───── EXERCISE INPUT
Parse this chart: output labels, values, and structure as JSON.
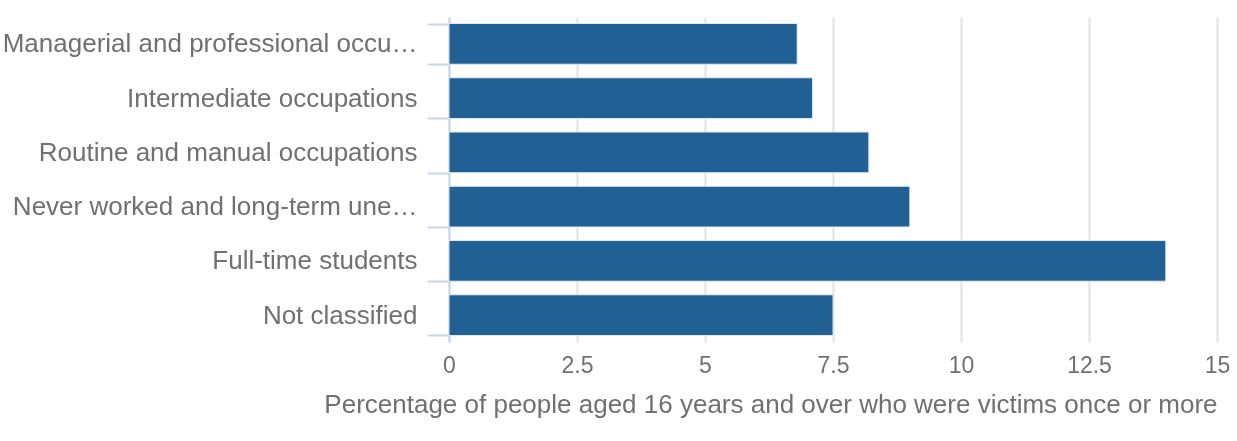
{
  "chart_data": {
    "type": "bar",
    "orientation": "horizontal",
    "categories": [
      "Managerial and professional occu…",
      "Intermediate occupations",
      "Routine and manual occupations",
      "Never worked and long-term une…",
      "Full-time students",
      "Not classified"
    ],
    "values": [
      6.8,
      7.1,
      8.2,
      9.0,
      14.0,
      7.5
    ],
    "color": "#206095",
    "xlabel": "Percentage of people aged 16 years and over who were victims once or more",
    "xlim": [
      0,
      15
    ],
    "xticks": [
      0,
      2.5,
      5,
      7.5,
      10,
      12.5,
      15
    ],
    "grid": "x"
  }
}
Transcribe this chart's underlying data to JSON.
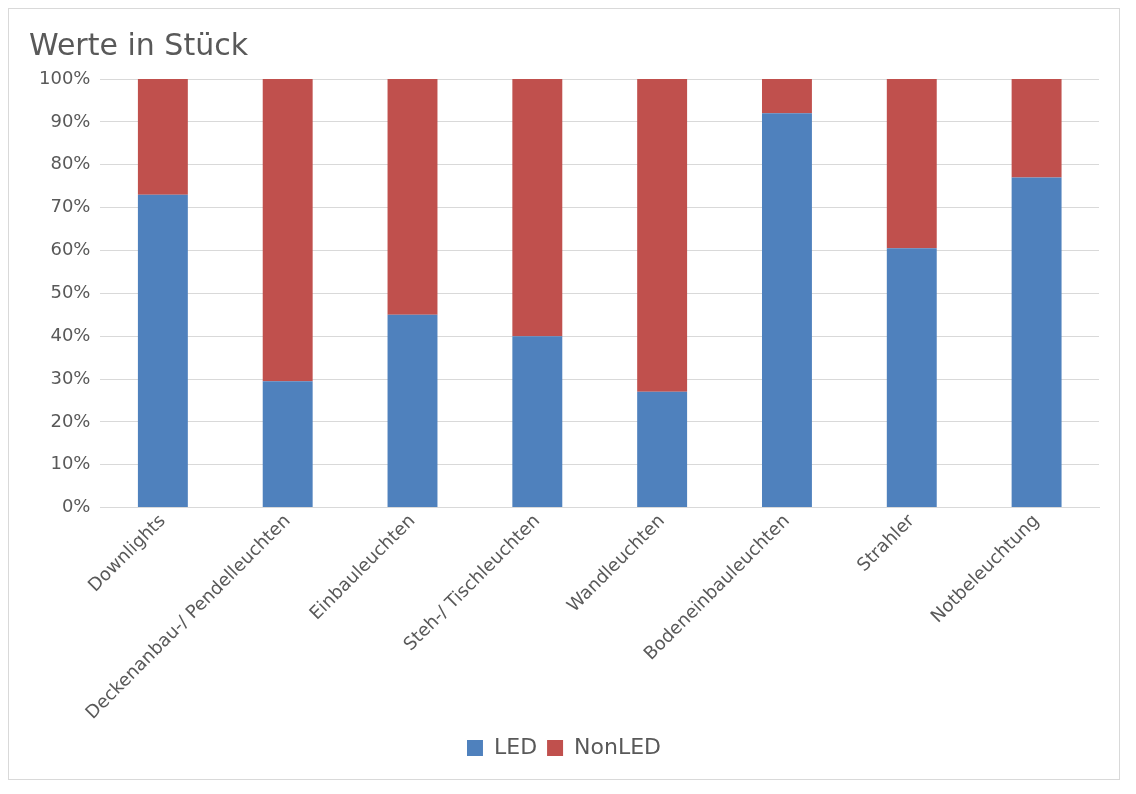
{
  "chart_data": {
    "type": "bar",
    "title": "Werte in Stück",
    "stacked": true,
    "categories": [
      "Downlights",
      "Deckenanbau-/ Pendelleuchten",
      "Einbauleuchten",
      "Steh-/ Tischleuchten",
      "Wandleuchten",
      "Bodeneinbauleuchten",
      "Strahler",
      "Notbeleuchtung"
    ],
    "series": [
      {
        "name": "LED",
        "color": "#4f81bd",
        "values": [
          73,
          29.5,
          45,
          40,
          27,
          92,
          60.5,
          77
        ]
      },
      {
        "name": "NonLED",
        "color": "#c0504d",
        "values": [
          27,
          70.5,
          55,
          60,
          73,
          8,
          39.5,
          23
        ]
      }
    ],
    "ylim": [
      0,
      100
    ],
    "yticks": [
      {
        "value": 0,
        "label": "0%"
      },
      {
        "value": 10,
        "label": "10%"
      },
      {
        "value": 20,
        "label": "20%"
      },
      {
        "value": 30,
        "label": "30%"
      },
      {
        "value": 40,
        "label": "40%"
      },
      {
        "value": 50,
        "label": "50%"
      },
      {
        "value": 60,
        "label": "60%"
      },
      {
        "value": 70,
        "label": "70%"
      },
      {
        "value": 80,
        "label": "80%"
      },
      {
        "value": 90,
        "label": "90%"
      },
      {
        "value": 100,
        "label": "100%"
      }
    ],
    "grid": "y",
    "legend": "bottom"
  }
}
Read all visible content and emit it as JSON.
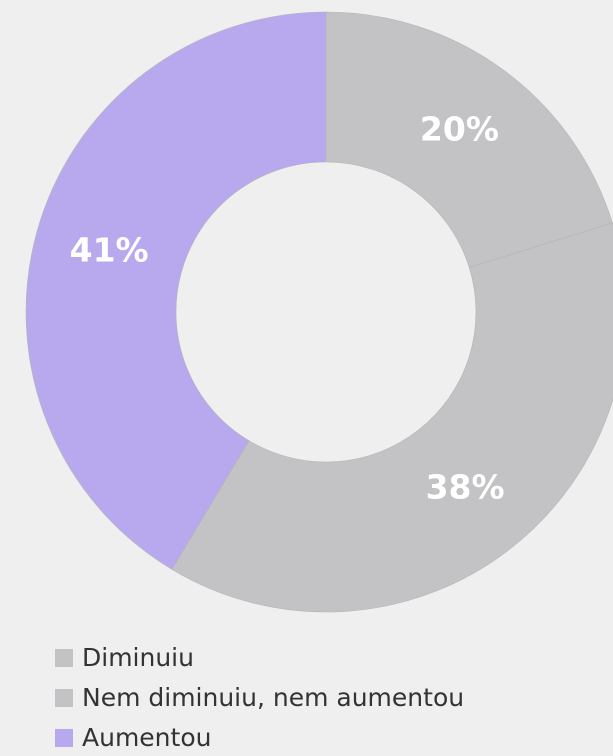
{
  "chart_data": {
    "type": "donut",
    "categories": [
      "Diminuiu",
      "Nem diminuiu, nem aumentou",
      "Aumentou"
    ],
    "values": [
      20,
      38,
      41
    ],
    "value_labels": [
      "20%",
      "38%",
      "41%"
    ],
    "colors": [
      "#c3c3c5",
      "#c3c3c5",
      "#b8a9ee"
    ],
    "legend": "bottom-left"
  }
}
──────────
SHORT PROBLEM —
Pictures in the records above are left out; print everything else exactly as written.

OUTPUT FOR THIS EXERCISE —
Parse this chart: output labels, values, and structure as JSON.
{
  "chart_data": {
    "type": "bar",
    "orientation": "horizontal",
    "categories": [
      "Managerial and professional occu…",
      "Intermediate occupations",
      "Routine and manual occupations",
      "Never worked and long-term une…",
      "Full-time students",
      "Not classified"
    ],
    "values": [
      6.8,
      7.1,
      8.2,
      9.0,
      14.0,
      7.5
    ],
    "color": "#206095",
    "xlabel": "Percentage of people aged 16 years and over who were victims once or more",
    "xlim": [
      0,
      15
    ],
    "xticks": [
      0,
      2.5,
      5,
      7.5,
      10,
      12.5,
      15
    ],
    "grid": "x"
  }
}
Transcribe this chart's underlying data to JSON.
{
  "chart_data": {
    "type": "bar",
    "title": "Werte in Stück",
    "stacked": true,
    "categories": [
      "Downlights",
      "Deckenanbau-/ Pendelleuchten",
      "Einbauleuchten",
      "Steh-/ Tischleuchten",
      "Wandleuchten",
      "Bodeneinbauleuchten",
      "Strahler",
      "Notbeleuchtung"
    ],
    "series": [
      {
        "name": "LED",
        "color": "#4f81bd",
        "values": [
          73,
          29.5,
          45,
          40,
          27,
          92,
          60.5,
          77
        ]
      },
      {
        "name": "NonLED",
        "color": "#c0504d",
        "values": [
          27,
          70.5,
          55,
          60,
          73,
          8,
          39.5,
          23
        ]
      }
    ],
    "ylim": [
      0,
      100
    ],
    "yticks": [
      {
        "value": 0,
        "label": "0%"
      },
      {
        "value": 10,
        "label": "10%"
      },
      {
        "value": 20,
        "label": "20%"
      },
      {
        "value": 30,
        "label": "30%"
      },
      {
        "value": 40,
        "label": "40%"
      },
      {
        "value": 50,
        "label": "50%"
      },
      {
        "value": 60,
        "label": "60%"
      },
      {
        "value": 70,
        "label": "70%"
      },
      {
        "value": 80,
        "label": "80%"
      },
      {
        "value": 90,
        "label": "90%"
      },
      {
        "value": 100,
        "label": "100%"
      }
    ],
    "grid": "y",
    "legend": "bottom"
  }
}
Read all visible content and emit it as JSON.
{
  "chart_data": {
    "type": "donut",
    "categories": [
      "Diminuiu",
      "Nem diminuiu, nem aumentou",
      "Aumentou"
    ],
    "values": [
      20,
      38,
      41
    ],
    "value_labels": [
      "20%",
      "38%",
      "41%"
    ],
    "colors": [
      "#c3c3c5",
      "#c3c3c5",
      "#b8a9ee"
    ],
    "legend": "bottom-left"
  }
}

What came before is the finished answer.